WORK INSTRUCTIONS
Reproduce the records verbatim, starting with their first line and ending after the line that contains "chevron-down-icon[interactable]: ▼ (155, 67, 168, 81)". Include both of those lines and nothing after them.
========================================================================
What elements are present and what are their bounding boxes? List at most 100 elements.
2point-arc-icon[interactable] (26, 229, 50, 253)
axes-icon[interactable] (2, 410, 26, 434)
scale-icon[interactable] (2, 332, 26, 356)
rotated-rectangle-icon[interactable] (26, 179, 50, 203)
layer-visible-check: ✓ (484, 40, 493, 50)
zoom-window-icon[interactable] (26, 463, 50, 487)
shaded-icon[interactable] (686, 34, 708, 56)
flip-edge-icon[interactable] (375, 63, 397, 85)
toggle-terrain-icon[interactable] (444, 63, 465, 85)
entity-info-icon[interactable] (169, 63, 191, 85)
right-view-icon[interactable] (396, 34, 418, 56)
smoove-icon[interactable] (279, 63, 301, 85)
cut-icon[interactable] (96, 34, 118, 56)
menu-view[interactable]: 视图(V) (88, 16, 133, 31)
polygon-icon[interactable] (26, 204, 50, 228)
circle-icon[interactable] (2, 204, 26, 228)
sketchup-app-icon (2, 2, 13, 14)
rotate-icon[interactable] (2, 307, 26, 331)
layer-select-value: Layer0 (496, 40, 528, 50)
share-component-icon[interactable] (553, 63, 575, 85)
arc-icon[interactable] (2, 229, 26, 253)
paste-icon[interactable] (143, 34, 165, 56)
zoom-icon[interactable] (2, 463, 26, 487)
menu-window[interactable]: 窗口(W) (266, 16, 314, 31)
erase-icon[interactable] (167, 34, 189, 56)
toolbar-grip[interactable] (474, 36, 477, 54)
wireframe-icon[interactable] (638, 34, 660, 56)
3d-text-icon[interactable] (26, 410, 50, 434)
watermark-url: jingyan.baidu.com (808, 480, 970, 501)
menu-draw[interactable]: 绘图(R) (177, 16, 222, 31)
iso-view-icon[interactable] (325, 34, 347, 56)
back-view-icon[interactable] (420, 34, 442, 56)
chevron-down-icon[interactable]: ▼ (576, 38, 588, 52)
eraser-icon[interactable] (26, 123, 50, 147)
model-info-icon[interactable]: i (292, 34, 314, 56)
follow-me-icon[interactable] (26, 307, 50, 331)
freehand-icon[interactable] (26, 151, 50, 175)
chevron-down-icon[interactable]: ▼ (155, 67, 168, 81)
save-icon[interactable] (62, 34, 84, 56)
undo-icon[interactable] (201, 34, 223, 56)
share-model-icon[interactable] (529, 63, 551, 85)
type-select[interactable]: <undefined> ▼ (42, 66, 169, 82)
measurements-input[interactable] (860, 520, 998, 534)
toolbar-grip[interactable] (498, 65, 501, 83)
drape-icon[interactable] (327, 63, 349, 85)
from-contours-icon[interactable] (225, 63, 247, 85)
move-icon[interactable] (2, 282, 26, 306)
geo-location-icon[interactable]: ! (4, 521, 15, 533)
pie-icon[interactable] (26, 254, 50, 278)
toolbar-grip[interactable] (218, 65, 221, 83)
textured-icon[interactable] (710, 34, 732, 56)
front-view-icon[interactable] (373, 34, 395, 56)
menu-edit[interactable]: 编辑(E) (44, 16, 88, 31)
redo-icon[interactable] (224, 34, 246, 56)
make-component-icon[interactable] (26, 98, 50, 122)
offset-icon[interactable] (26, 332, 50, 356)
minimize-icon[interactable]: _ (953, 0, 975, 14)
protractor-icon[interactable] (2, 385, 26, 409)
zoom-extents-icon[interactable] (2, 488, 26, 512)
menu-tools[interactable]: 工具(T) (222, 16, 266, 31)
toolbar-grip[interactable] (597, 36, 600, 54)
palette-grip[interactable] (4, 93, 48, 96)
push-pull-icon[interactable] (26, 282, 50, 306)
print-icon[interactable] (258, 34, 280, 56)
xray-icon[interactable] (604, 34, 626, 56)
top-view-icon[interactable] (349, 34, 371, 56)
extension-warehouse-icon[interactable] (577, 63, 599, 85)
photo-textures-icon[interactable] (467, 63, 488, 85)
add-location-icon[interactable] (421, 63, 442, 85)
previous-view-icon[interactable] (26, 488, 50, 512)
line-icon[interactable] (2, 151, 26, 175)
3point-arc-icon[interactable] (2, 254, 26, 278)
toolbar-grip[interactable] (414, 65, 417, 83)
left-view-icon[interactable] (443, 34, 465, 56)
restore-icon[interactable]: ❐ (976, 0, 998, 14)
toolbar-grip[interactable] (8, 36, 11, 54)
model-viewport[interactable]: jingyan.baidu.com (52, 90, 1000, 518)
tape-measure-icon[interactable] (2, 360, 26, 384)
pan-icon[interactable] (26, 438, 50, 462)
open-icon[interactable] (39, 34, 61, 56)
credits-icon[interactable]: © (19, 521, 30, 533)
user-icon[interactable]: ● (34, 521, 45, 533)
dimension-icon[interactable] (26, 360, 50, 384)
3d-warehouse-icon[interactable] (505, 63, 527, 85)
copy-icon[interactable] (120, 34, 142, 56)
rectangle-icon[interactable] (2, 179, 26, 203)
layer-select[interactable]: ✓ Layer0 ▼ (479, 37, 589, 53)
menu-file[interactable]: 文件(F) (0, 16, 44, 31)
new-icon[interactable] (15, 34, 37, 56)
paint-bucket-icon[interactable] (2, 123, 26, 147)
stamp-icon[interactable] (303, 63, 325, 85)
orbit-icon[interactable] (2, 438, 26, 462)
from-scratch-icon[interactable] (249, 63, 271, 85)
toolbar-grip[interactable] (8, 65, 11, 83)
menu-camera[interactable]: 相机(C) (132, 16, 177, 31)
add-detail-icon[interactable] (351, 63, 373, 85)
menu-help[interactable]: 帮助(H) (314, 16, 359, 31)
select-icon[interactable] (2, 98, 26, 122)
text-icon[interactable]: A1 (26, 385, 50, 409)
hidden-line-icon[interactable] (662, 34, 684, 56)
========================================================================
WORKED ANSWER
What elements are present and what are their bounding boxes? List at most 100 elements.
2point-arc-icon[interactable] (26, 229, 50, 253)
axes-icon[interactable] (2, 410, 26, 434)
scale-icon[interactable] (2, 332, 26, 356)
rotated-rectangle-icon[interactable] (26, 179, 50, 203)
layer-visible-check: ✓ (484, 40, 493, 50)
zoom-window-icon[interactable] (26, 463, 50, 487)
shaded-icon[interactable] (686, 34, 708, 56)
flip-edge-icon[interactable] (375, 63, 397, 85)
toggle-terrain-icon[interactable] (444, 63, 465, 85)
entity-info-icon[interactable] (169, 63, 191, 85)
right-view-icon[interactable] (396, 34, 418, 56)
smoove-icon[interactable] (279, 63, 301, 85)
cut-icon[interactable] (96, 34, 118, 56)
menu-view[interactable]: 视图(V) (88, 16, 133, 31)
polygon-icon[interactable] (26, 204, 50, 228)
circle-icon[interactable] (2, 204, 26, 228)
sketchup-app-icon (2, 2, 13, 14)
rotate-icon[interactable] (2, 307, 26, 331)
layer-select-value: Layer0 (496, 40, 528, 50)
share-component-icon[interactable] (553, 63, 575, 85)
arc-icon[interactable] (2, 229, 26, 253)
paste-icon[interactable] (143, 34, 165, 56)
zoom-icon[interactable] (2, 463, 26, 487)
menu-window[interactable]: 窗口(W) (266, 16, 314, 31)
erase-icon[interactable] (167, 34, 189, 56)
toolbar-grip[interactable] (474, 36, 477, 54)
wireframe-icon[interactable] (638, 34, 660, 56)
3d-text-icon[interactable] (26, 410, 50, 434)
watermark-url: jingyan.baidu.com (808, 480, 970, 501)
menu-draw[interactable]: 绘图(R) (177, 16, 222, 31)
iso-view-icon[interactable] (325, 34, 347, 56)
back-view-icon[interactable] (420, 34, 442, 56)
chevron-down-icon[interactable]: ▼ (576, 38, 588, 52)
eraser-icon[interactable] (26, 123, 50, 147)
model-info-icon[interactable]: i (292, 34, 314, 56)
follow-me-icon[interactable] (26, 307, 50, 331)
freehand-icon[interactable] (26, 151, 50, 175)
chevron-down-icon[interactable]: ▼ (155, 67, 168, 81)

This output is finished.